>> begin
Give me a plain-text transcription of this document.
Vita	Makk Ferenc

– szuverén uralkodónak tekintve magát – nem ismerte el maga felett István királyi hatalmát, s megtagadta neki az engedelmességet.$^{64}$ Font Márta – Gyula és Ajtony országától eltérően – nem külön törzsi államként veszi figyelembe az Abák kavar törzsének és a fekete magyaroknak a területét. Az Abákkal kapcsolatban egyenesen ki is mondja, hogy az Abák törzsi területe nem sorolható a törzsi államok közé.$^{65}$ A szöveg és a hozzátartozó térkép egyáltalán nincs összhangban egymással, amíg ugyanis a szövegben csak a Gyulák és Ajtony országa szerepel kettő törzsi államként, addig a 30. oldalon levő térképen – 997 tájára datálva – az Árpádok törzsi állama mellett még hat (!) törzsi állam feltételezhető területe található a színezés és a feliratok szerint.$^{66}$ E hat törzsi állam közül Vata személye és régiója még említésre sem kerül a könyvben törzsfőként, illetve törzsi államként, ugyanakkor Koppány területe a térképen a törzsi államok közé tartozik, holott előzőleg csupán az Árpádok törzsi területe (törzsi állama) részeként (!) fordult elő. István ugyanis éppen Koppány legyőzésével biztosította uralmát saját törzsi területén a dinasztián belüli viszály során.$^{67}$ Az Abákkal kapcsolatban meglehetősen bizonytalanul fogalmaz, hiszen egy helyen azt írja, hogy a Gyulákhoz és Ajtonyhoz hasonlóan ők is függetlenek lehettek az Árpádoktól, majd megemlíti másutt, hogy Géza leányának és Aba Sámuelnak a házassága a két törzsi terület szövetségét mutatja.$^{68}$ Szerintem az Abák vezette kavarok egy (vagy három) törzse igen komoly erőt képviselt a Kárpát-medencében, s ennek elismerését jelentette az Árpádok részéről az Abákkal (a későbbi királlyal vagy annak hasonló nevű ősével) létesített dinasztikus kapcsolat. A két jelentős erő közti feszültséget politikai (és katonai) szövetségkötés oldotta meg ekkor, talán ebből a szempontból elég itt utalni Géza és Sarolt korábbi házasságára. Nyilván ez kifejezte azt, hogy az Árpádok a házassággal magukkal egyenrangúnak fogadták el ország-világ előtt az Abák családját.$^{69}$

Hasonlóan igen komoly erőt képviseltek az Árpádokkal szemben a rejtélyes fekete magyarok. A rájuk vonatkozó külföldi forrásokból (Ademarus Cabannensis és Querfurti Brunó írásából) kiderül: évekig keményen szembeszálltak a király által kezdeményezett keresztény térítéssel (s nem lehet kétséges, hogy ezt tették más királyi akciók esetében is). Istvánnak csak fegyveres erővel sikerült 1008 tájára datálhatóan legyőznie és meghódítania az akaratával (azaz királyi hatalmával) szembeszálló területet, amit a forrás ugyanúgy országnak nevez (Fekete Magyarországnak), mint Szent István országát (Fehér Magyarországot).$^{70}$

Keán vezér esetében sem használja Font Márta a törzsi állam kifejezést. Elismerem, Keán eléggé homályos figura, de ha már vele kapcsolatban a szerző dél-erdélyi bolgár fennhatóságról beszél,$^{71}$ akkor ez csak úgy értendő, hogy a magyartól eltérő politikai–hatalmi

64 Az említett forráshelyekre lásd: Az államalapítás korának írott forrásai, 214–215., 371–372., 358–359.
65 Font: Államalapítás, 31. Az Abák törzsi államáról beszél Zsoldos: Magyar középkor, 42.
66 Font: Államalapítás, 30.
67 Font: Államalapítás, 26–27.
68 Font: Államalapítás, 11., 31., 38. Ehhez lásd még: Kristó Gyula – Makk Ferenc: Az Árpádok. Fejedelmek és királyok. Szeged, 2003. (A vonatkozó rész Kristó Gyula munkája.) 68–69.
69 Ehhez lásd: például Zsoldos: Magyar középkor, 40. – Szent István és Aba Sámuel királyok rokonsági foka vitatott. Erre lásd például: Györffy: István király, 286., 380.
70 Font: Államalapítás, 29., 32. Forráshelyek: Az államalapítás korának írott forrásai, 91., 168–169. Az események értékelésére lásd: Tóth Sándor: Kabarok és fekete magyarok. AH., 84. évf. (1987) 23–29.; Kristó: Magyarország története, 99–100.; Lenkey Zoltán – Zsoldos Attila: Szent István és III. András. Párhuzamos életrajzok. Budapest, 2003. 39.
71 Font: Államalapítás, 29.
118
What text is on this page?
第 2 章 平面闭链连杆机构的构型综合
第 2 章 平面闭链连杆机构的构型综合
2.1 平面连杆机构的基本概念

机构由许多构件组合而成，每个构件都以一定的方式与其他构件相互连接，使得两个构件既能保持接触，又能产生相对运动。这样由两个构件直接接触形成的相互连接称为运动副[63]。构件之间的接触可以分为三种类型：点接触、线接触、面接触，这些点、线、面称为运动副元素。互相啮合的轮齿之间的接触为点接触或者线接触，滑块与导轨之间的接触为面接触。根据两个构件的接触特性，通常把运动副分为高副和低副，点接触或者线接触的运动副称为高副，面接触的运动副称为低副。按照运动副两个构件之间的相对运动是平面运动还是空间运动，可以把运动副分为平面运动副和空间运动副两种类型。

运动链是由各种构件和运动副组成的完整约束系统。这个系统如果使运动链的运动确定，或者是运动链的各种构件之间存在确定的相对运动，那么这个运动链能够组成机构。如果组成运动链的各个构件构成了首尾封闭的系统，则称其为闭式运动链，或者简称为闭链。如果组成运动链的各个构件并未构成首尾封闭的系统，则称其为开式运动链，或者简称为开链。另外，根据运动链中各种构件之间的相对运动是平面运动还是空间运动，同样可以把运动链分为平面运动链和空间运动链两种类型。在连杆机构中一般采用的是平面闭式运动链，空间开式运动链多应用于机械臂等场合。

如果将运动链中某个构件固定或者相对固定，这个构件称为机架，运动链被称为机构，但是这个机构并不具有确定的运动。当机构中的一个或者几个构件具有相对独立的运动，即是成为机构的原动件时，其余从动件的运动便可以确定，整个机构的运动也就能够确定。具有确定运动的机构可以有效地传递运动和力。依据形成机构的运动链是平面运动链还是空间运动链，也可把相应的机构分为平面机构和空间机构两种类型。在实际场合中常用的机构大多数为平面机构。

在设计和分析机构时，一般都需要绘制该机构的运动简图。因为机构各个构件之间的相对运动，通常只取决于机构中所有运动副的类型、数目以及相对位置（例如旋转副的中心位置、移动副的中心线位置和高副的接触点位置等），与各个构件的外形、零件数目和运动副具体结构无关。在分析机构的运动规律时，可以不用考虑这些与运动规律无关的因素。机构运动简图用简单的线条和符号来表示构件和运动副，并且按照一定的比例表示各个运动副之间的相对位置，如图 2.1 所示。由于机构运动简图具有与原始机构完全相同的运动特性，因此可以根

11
>> end
>> begin
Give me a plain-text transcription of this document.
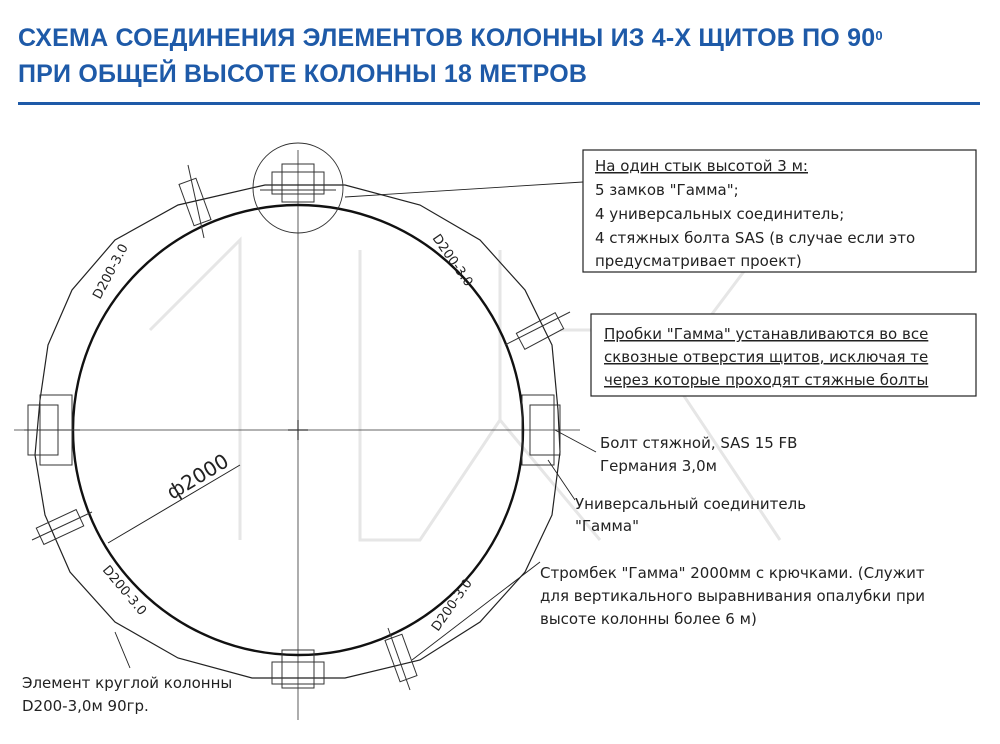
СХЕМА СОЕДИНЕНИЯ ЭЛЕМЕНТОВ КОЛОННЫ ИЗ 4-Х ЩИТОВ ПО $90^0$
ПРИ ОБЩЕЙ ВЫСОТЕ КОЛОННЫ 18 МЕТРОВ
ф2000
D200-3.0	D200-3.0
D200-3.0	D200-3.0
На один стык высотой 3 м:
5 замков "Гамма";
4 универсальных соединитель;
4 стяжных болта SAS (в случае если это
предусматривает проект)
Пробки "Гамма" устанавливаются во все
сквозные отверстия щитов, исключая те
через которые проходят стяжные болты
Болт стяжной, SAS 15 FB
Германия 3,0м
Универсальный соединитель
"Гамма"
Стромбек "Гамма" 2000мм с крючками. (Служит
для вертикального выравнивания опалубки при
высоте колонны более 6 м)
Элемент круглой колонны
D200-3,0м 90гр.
>> end
>> begin
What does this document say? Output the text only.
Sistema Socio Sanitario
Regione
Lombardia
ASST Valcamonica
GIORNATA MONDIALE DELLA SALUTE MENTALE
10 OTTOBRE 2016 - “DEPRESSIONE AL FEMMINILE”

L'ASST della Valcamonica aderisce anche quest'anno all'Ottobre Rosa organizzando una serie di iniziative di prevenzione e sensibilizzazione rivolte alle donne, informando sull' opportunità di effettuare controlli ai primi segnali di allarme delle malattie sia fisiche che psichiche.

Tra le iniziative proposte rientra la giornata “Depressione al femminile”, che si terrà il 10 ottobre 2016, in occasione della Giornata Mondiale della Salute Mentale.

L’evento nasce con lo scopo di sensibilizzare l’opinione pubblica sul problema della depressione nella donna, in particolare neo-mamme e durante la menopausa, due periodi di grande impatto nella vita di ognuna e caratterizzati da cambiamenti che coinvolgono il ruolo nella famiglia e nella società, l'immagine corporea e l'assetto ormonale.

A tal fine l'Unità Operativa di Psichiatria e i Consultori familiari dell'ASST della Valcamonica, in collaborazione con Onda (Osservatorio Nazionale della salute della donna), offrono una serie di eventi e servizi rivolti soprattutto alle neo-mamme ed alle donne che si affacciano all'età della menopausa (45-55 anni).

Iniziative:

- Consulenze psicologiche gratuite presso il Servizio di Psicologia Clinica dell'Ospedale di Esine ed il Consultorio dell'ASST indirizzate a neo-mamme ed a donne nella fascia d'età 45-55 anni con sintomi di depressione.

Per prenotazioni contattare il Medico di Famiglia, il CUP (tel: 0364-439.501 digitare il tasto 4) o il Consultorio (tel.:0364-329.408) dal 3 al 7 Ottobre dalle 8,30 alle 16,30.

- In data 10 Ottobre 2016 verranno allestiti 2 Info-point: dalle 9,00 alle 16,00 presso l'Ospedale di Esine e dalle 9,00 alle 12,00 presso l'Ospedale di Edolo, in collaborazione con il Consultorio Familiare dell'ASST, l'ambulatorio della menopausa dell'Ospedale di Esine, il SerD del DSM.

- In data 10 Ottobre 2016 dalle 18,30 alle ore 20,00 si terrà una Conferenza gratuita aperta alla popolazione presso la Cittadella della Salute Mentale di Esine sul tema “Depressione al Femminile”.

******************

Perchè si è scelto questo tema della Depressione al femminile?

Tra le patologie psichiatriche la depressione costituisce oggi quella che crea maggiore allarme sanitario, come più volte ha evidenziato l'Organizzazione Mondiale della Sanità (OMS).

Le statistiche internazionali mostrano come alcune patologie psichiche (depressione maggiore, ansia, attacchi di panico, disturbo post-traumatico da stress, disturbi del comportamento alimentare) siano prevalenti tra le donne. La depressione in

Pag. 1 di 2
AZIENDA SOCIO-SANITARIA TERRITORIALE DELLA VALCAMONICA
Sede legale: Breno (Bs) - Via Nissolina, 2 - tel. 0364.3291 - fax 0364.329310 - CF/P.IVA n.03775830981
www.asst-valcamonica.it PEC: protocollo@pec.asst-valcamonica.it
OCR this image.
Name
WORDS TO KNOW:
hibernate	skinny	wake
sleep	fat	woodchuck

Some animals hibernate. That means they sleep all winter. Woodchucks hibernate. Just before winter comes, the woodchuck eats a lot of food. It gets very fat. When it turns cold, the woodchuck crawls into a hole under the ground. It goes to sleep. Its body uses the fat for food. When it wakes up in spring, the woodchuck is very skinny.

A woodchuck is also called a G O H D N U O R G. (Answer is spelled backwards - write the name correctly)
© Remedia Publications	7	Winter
>> end
• **Work instructions**
Compute how many lines include the string "соединитель", then give that number by itself.

• **Output**
2